## [TO BE DONE]
Can you copy every item from the line containing "intro-text: una nueva" down through the last item, both included, reproducing each line unchanged?

## [ENTRIES PROVIDED]

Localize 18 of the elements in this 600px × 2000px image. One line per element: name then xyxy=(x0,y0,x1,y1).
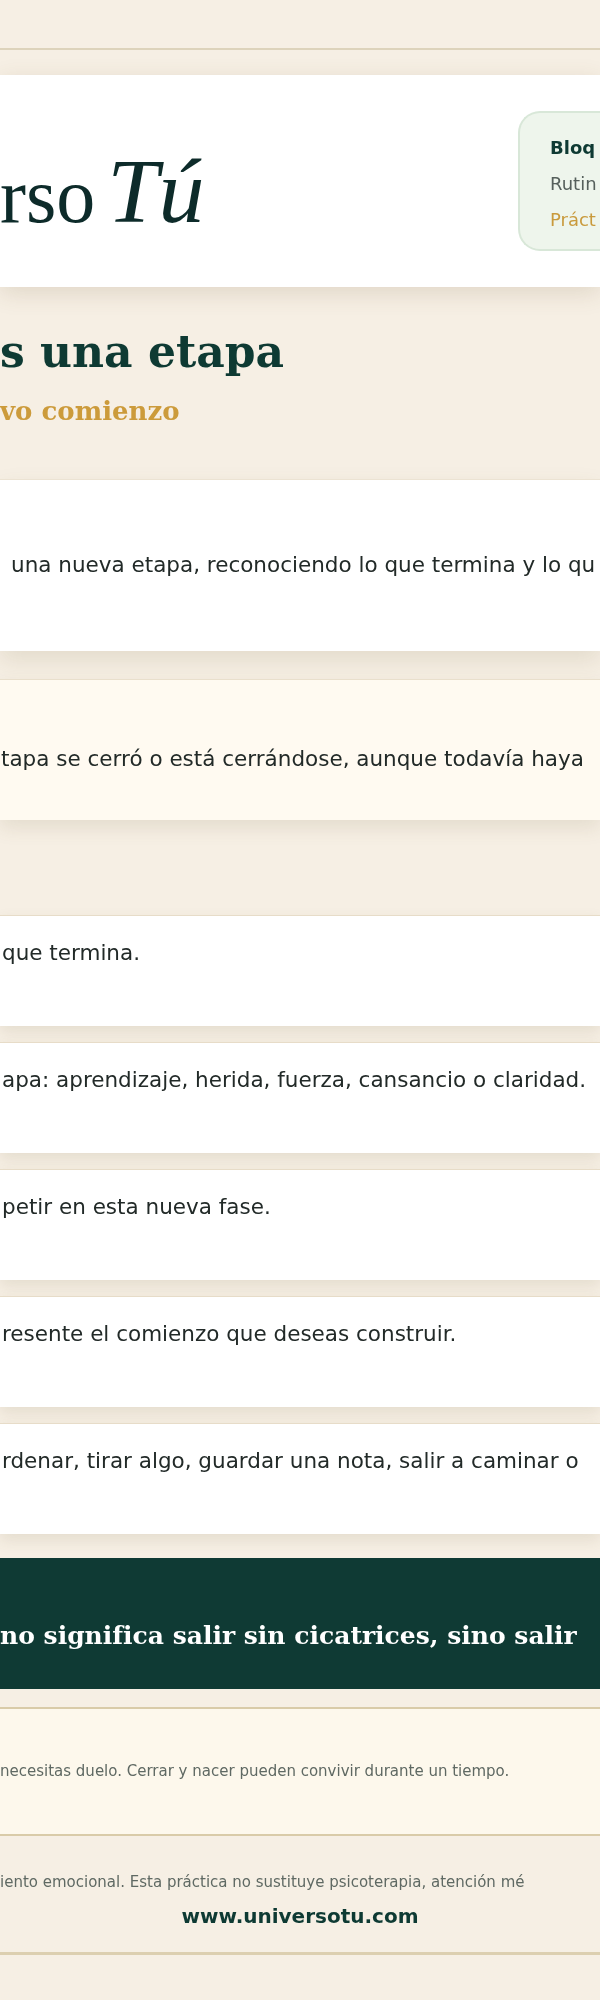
intro-text: una nueva etapa, reconociendo lo que termina y lo qu xyxy=(11,551,596,580)
step-text: que termina. xyxy=(2,939,141,967)
panel-title: Bloq xyxy=(550,136,596,160)
step-text: rdenar, tirar algo, guardar una nota, salir a caminar o xyxy=(2,1447,580,1475)
website-link[interactable]: www.universotu.com xyxy=(181,1903,419,1929)
step-text: apa: aprendizaje, herida, fuerza, cansancio o claridad. xyxy=(2,1066,588,1094)
highlight-text: tapa se cerró o está cerrándose, aunque todavía haya xyxy=(1,745,585,773)
disclaimer-text: iento emocional. Esta práctica no sustituye psicoterapia, atención mé xyxy=(0,1872,525,1893)
panel-tagline: Práct xyxy=(550,208,596,232)
quote-text: no significa salir sin cicatrices, sino salir xyxy=(0,1620,578,1652)
page-subtitle: vo comienzo xyxy=(0,395,180,427)
step-text: resente el comienzo que deseas construir. xyxy=(2,1320,458,1348)
logo-script-text: Tú xyxy=(107,145,205,237)
page-title: s una etapa xyxy=(0,326,284,379)
note-text: necesitas duelo. Cerrar y nacer pueden convivir durante un tiempo. xyxy=(0,1761,510,1783)
logo-wordmark: rso xyxy=(0,157,96,235)
step-text: petir en esta nueva fase. xyxy=(2,1193,272,1221)
panel-subtitle: Rutin xyxy=(550,172,597,196)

## [SOLUTION TO THIS EXERCISE]
intro-text: una nueva etapa, reconociendo lo que termina y lo qu xyxy=(11,551,596,580)
step-text: que termina. xyxy=(2,939,141,967)
panel-title: Bloq xyxy=(550,136,596,160)
step-text: rdenar, tirar algo, guardar una nota, salir a caminar o xyxy=(2,1447,580,1475)
website-link[interactable]: www.universotu.com xyxy=(181,1903,419,1929)
step-text: apa: aprendizaje, herida, fuerza, cansancio o claridad. xyxy=(2,1066,588,1094)
highlight-text: tapa se cerró o está cerrándose, aunque todavía haya xyxy=(1,745,585,773)
disclaimer-text: iento emocional. Esta práctica no sustituye psicoterapia, atención mé xyxy=(0,1872,525,1893)
panel-tagline: Práct xyxy=(550,208,596,232)
quote-text: no significa salir sin cicatrices, sino salir xyxy=(0,1620,578,1652)
page-subtitle: vo comienzo xyxy=(0,395,180,427)
step-text: resente el comienzo que deseas construir. xyxy=(2,1320,458,1348)
logo-script-text: Tú xyxy=(107,145,205,237)
page-title: s una etapa xyxy=(0,326,284,379)
note-text: necesitas duelo. Cerrar y nacer pueden convivir durante un tiempo. xyxy=(0,1761,510,1783)
logo-wordmark: rso xyxy=(0,157,96,235)
step-text: petir en esta nueva fase. xyxy=(2,1193,272,1221)
panel-subtitle: Rutin xyxy=(550,172,597,196)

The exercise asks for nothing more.